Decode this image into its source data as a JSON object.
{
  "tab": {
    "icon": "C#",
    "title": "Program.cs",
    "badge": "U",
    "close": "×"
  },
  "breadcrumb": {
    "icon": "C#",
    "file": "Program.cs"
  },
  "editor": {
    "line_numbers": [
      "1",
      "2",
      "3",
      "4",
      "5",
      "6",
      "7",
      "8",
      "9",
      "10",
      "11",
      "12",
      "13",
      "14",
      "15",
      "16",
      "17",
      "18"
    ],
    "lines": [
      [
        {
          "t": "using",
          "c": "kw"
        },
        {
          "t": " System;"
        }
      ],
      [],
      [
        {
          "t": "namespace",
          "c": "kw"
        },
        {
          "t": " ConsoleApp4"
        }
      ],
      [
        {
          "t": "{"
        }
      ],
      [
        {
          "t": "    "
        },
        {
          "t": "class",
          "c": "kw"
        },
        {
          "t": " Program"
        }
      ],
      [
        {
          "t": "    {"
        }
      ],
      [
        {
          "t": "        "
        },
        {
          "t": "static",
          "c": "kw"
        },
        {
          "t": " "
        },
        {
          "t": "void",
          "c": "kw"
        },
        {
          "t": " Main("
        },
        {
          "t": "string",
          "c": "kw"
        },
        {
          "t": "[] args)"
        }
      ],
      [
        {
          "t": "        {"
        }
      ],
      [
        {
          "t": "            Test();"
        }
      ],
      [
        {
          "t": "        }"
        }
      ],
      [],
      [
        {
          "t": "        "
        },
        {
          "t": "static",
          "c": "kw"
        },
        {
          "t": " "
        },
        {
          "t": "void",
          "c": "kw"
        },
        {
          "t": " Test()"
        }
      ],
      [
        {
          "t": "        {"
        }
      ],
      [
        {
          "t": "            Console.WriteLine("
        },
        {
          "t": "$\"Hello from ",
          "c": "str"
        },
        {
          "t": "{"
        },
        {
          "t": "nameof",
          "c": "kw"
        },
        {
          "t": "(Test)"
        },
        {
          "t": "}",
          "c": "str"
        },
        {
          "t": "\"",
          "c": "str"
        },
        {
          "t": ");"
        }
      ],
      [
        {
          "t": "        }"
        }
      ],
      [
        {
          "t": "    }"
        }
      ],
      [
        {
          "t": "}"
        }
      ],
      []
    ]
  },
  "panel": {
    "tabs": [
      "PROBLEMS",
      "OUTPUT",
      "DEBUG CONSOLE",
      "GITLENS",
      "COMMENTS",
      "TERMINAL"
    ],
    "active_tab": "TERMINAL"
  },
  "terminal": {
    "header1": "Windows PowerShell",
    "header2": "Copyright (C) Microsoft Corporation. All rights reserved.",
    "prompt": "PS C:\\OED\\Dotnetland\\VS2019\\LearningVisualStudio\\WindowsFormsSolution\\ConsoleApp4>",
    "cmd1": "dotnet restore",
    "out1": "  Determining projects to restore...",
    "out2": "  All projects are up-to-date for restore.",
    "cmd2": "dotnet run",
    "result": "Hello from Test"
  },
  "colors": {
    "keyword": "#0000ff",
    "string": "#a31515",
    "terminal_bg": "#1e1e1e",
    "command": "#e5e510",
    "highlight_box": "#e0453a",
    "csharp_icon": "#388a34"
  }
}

::::::

Return each line of the records above exactly as it reads.

Decode this image into its source data as a JSON object.
{
  "tab": {
    "icon": "C#",
    "title": "Program.cs",
    "badge": "U",
    "close": "×"
  },
  "breadcrumb": {
    "icon": "C#",
    "file": "Program.cs"
  },
  "editor": {
    "line_numbers": [
      "1",
      "2",
      "3",
      "4",
      "5",
      "6",
      "7",
      "8",
      "9",
      "10",
      "11",
      "12",
      "13",
      "14",
      "15",
      "16",
      "17",
      "18"
    ],
    "lines": [
      [
        {
          "t": "using",
          "c": "kw"
        },
        {
          "t": " System;"
        }
      ],
      [],
      [
        {
          "t": "namespace",
          "c": "kw"
        },
        {
          "t": " ConsoleApp4"
        }
      ],
      [
        {
          "t": "{"
        }
      ],
      [
        {
          "t": "    "
        },
        {
          "t": "class",
          "c": "kw"
        },
        {
          "t": " Program"
        }
      ],
      [
        {
          "t": "    {"
        }
      ],
      [
        {
          "t": "        "
        },
        {
          "t": "static",
          "c": "kw"
        },
        {
          "t": " "
        },
        {
          "t": "void",
          "c": "kw"
        },
        {
          "t": " Main("
        },
        {
          "t": "string",
          "c": "kw"
        },
        {
          "t": "[] args)"
        }
      ],
      [
        {
          "t": "        {"
        }
      ],
      [
        {
          "t": "            Test();"
        }
      ],
      [
        {
          "t": "        }"
        }
      ],
      [],
      [
        {
          "t": "        "
        },
        {
          "t": "static",
          "c": "kw"
        },
        {
          "t": " "
        },
        {
          "t": "void",
          "c": "kw"
        },
        {
          "t": " Test()"
        }
      ],
      [
        {
          "t": "        {"
        }
      ],
      [
        {
          "t": "            Console.WriteLine("
        },
        {
          "t": "$\"Hello from ",
          "c": "str"
        },
        {
          "t": "{"
        },
        {
          "t": "nameof",
          "c": "kw"
        },
        {
          "t": "(Test)"
        },
        {
          "t": "}",
          "c": "str"
        },
        {
          "t": "\"",
          "c": "str"
        },
        {
          "t": ");"
        }
      ],
      [
        {
          "t": "        }"
        }
      ],
      [
        {
          "t": "    }"
        }
      ],
      [
        {
          "t": "}"
        }
      ],
      []
    ]
  },
  "panel": {
    "tabs": [
      "PROBLEMS",
      "OUTPUT",
      "DEBUG CONSOLE",
      "GITLENS",
      "COMMENTS",
      "TERMINAL"
    ],
    "active_tab": "TERMINAL"
  },
  "terminal": {
    "header1": "Windows PowerShell",
    "header2": "Copyright (C) Microsoft Corporation. All rights reserved.",
    "prompt": "PS C:\\OED\\Dotnetland\\VS2019\\LearningVisualStudio\\WindowsFormsSolution\\ConsoleApp4>",
    "cmd1": "dotnet restore",
    "out1": "  Determining projects to restore...",
    "out2": "  All projects are up-to-date for restore.",
    "cmd2": "dotnet run",
    "result": "Hello from Test"
  },
  "colors": {
    "keyword": "#0000ff",
    "string": "#a31515",
    "terminal_bg": "#1e1e1e",
    "command": "#e5e510",
    "highlight_box": "#e0453a",
    "csharp_icon": "#388a34"
  }
}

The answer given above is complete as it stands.